The task:
All of the records must be repeated exactly as they read.

Items from a document page collection:
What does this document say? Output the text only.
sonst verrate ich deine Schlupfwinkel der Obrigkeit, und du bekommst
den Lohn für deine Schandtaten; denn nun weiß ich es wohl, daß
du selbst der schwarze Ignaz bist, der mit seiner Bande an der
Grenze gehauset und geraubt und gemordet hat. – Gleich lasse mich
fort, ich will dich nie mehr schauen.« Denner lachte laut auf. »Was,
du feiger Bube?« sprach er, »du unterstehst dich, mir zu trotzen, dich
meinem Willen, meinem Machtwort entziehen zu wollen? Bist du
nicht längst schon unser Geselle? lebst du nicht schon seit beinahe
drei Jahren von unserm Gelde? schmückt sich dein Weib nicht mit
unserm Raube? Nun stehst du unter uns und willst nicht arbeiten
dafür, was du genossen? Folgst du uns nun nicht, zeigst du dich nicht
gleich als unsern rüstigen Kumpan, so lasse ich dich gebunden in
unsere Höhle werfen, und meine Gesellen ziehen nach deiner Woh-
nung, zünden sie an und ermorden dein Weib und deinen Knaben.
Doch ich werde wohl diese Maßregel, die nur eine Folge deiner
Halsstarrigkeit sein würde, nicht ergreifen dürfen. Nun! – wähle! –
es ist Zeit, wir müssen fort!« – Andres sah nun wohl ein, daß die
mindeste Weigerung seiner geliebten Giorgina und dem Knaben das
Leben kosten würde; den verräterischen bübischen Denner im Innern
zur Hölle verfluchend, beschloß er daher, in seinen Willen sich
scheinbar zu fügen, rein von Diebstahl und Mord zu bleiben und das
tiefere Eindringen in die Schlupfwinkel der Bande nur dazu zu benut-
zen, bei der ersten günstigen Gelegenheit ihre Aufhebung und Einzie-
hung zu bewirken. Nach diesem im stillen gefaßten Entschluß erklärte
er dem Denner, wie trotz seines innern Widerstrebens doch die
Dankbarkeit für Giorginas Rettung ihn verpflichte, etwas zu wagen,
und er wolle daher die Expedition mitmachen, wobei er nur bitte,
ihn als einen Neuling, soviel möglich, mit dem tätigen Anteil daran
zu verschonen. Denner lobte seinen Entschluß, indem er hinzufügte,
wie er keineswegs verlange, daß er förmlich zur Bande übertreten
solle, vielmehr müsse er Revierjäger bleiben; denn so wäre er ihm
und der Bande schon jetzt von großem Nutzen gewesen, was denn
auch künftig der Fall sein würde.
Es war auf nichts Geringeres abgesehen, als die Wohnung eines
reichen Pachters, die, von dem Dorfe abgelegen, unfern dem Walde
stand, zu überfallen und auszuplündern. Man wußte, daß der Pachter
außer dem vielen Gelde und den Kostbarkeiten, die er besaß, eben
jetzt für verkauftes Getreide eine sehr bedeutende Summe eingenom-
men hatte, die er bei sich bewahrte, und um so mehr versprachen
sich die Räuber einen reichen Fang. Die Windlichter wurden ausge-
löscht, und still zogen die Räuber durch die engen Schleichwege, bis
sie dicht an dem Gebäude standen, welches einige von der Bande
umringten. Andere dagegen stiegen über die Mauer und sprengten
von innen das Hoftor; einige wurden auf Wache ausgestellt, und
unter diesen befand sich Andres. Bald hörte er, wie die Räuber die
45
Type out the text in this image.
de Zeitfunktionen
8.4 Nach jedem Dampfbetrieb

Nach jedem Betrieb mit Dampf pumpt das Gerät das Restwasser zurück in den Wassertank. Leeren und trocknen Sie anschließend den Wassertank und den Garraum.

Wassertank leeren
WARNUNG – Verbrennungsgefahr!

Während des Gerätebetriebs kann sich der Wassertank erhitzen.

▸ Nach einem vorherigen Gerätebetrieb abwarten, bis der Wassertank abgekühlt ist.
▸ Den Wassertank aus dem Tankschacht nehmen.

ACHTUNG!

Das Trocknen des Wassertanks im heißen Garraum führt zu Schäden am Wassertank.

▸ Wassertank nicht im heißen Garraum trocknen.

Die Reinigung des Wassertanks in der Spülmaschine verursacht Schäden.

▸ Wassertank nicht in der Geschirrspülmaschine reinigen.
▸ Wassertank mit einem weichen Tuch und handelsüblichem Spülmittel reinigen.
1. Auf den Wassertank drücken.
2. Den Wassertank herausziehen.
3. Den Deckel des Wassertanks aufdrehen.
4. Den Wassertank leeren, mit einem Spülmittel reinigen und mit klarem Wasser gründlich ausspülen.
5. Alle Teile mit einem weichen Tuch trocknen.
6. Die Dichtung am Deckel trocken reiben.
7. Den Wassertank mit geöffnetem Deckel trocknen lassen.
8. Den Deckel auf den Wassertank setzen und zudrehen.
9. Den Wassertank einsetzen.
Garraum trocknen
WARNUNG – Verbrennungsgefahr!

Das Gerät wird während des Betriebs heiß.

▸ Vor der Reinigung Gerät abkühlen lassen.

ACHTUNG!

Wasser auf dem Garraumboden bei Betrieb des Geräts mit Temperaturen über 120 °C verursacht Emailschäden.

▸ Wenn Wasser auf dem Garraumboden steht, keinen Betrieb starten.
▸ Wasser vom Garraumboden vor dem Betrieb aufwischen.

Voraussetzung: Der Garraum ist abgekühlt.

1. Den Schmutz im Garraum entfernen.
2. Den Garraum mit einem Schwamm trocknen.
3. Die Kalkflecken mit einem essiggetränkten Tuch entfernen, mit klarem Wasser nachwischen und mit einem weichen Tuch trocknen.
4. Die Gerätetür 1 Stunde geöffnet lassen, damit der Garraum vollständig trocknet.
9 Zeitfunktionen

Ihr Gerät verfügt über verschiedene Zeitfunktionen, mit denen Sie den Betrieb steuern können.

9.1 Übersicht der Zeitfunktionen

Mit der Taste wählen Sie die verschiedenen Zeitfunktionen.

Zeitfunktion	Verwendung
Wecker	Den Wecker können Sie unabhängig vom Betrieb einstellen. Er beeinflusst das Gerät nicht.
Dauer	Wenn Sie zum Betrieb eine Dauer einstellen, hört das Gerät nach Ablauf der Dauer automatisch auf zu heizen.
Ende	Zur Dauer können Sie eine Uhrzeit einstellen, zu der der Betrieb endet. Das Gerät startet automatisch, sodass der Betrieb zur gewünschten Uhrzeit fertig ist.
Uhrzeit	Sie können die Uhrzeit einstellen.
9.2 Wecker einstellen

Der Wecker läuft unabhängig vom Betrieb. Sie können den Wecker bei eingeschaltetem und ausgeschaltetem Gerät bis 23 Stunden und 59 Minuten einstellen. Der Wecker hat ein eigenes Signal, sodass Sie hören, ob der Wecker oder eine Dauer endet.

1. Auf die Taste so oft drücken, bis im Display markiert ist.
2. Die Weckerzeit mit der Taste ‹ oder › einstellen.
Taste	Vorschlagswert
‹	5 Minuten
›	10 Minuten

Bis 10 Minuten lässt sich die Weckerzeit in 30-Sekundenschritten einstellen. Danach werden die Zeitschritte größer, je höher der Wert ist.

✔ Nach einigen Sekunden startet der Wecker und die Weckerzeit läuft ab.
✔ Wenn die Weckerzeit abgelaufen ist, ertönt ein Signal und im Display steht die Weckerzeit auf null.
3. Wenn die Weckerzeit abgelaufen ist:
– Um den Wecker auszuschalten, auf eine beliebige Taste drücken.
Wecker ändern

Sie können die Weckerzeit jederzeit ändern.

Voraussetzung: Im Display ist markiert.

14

Answer below:
What does this document say? Output the text only.
sonst verrate ich deine Schlupfwinkel der Obrigkeit, und du bekommst
den Lohn für deine Schandtaten; denn nun weiß ich es wohl, daß
du selbst der schwarze Ignaz bist, der mit seiner Bande an der
Grenze gehauset und geraubt und gemordet hat. – Gleich lasse mich
fort, ich will dich nie mehr schauen.« Denner lachte laut auf. »Was,
du feiger Bube?« sprach er, »du unterstehst dich, mir zu trotzen, dich
meinem Willen, meinem Machtwort entziehen zu wollen? Bist du
nicht längst schon unser Geselle? lebst du nicht schon seit beinahe
drei Jahren von unserm Gelde? schmückt sich dein Weib nicht mit
unserm Raube? Nun stehst du unter uns und willst nicht arbeiten
dafür, was du genossen? Folgst du uns nun nicht, zeigst du dich nicht
gleich als unsern rüstigen Kumpan, so lasse ich dich gebunden in
unsere Höhle werfen, und meine Gesellen ziehen nach deiner Woh-
nung, zünden sie an und ermorden dein Weib und deinen Knaben.
Doch ich werde wohl diese Maßregel, die nur eine Folge deiner
Halsstarrigkeit sein würde, nicht ergreifen dürfen. Nun! – wähle! –
es ist Zeit, wir müssen fort!« – Andres sah nun wohl ein, daß die
mindeste Weigerung seiner geliebten Giorgina und dem Knaben das
Leben kosten würde; den verräterischen bübischen Denner im Innern
zur Hölle verfluchend, beschloß er daher, in seinen Willen sich
scheinbar zu fügen, rein von Diebstahl und Mord zu bleiben und das
tiefere Eindringen in die Schlupfwinkel der Bande nur dazu zu benut-
zen, bei der ersten günstigen Gelegenheit ihre Aufhebung und Einzie-
hung zu bewirken. Nach diesem im stillen gefaßten Entschluß erklärte
er dem Denner, wie trotz seines innern Widerstrebens doch die
Dankbarkeit für Giorginas Rettung ihn verpflichte, etwas zu wagen,
und er wolle daher die Expedition mitmachen, wobei er nur bitte,
ihn als einen Neuling, soviel möglich, mit dem tätigen Anteil daran
zu verschonen. Denner lobte seinen Entschluß, indem er hinzufügte,
wie er keineswegs verlange, daß er förmlich zur Bande übertreten
solle, vielmehr müsse er Revierjäger bleiben; denn so wäre er ihm
und der Bande schon jetzt von großem Nutzen gewesen, was denn
auch künftig der Fall sein würde.
Es war auf nichts Geringeres abgesehen, als die Wohnung eines
reichen Pachters, die, von dem Dorfe abgelegen, unfern dem Walde
stand, zu überfallen und auszuplündern. Man wußte, daß der Pachter
außer dem vielen Gelde und den Kostbarkeiten, die er besaß, eben
jetzt für verkauftes Getreide eine sehr bedeutende Summe eingenom-
men hatte, die er bei sich bewahrte, und um so mehr versprachen
sich die Räuber einen reichen Fang. Die Windlichter wurden ausge-
löscht, und still zogen die Räuber durch die engen Schleichwege, bis
sie dicht an dem Gebäude standen, welches einige von der Bande
umringten. Andere dagegen stiegen über die Mauer und sprengten
von innen das Hoftor; einige wurden auf Wache ausgestellt, und
unter diesen befand sich Andres. Bald hörte er, wie die Räuber die
45
Type out the text in this image.
de Zeitfunktionen
8.4 Nach jedem Dampfbetrieb

Nach jedem Betrieb mit Dampf pumpt das Gerät das Restwasser zurück in den Wassertank. Leeren und trocknen Sie anschließend den Wassertank und den Garraum.

Wassertank leeren
WARNUNG – Verbrennungsgefahr!

Während des Gerätebetriebs kann sich der Wassertank erhitzen.

▸ Nach einem vorherigen Gerätebetrieb abwarten, bis der Wassertank abgekühlt ist.
▸ Den Wassertank aus dem Tankschacht nehmen.

ACHTUNG!

Das Trocknen des Wassertanks im heißen Garraum führt zu Schäden am Wassertank.

▸ Wassertank nicht im heißen Garraum trocknen.

Die Reinigung des Wassertanks in der Spülmaschine verursacht Schäden.

▸ Wassertank nicht in der Geschirrspülmaschine reinigen.
▸ Wassertank mit einem weichen Tuch und handelsüblichem Spülmittel reinigen.
1. Auf den Wassertank drücken.
2. Den Wassertank herausziehen.
3. Den Deckel des Wassertanks aufdrehen.
4. Den Wassertank leeren, mit einem Spülmittel reinigen und mit klarem Wasser gründlich ausspülen.
5. Alle Teile mit einem weichen Tuch trocknen.
6. Die Dichtung am Deckel trocken reiben.
7. Den Wassertank mit geöffnetem Deckel trocknen lassen.
8. Den Deckel auf den Wassertank setzen und zudrehen.
9. Den Wassertank einsetzen.
Garraum trocknen
WARNUNG – Verbrennungsgefahr!

Das Gerät wird während des Betriebs heiß.

▸ Vor der Reinigung Gerät abkühlen lassen.

ACHTUNG!

Wasser auf dem Garraumboden bei Betrieb des Geräts mit Temperaturen über 120 °C verursacht Emailschäden.

▸ Wenn Wasser auf dem Garraumboden steht, keinen Betrieb starten.
▸ Wasser vom Garraumboden vor dem Betrieb aufwischen.

Voraussetzung: Der Garraum ist abgekühlt.

1. Den Schmutz im Garraum entfernen.
2. Den Garraum mit einem Schwamm trocknen.
3. Die Kalkflecken mit einem essiggetränkten Tuch entfernen, mit klarem Wasser nachwischen und mit einem weichen Tuch trocknen.
4. Die Gerätetür 1 Stunde geöffnet lassen, damit der Garraum vollständig trocknet.
9 Zeitfunktionen

Ihr Gerät verfügt über verschiedene Zeitfunktionen, mit denen Sie den Betrieb steuern können.

9.1 Übersicht der Zeitfunktionen

Mit der Taste wählen Sie die verschiedenen Zeitfunktionen.

Zeitfunktion	Verwendung
Wecker	Den Wecker können Sie unabhängig vom Betrieb einstellen. Er beeinflusst das Gerät nicht.
Dauer	Wenn Sie zum Betrieb eine Dauer einstellen, hört das Gerät nach Ablauf der Dauer automatisch auf zu heizen.
Ende	Zur Dauer können Sie eine Uhrzeit einstellen, zu der der Betrieb endet. Das Gerät startet automatisch, sodass der Betrieb zur gewünschten Uhrzeit fertig ist.
Uhrzeit	Sie können die Uhrzeit einstellen.
9.2 Wecker einstellen

Der Wecker läuft unabhängig vom Betrieb. Sie können den Wecker bei eingeschaltetem und ausgeschaltetem Gerät bis 23 Stunden und 59 Minuten einstellen. Der Wecker hat ein eigenes Signal, sodass Sie hören, ob der Wecker oder eine Dauer endet.

1. Auf die Taste so oft drücken, bis im Display markiert ist.
2. Die Weckerzeit mit der Taste ‹ oder › einstellen.
Taste	Vorschlagswert
‹	5 Minuten
›	10 Minuten

Bis 10 Minuten lässt sich die Weckerzeit in 30-Sekundenschritten einstellen. Danach werden die Zeitschritte größer, je höher der Wert ist.

✔ Nach einigen Sekunden startet der Wecker und die Weckerzeit läuft ab.
✔ Wenn die Weckerzeit abgelaufen ist, ertönt ein Signal und im Display steht die Weckerzeit auf null.
3. Wenn die Weckerzeit abgelaufen ist:
– Um den Wecker auszuschalten, auf eine beliebige Taste drücken.
Wecker ändern

Sie können die Weckerzeit jederzeit ändern.

Voraussetzung: Im Display ist markiert.

14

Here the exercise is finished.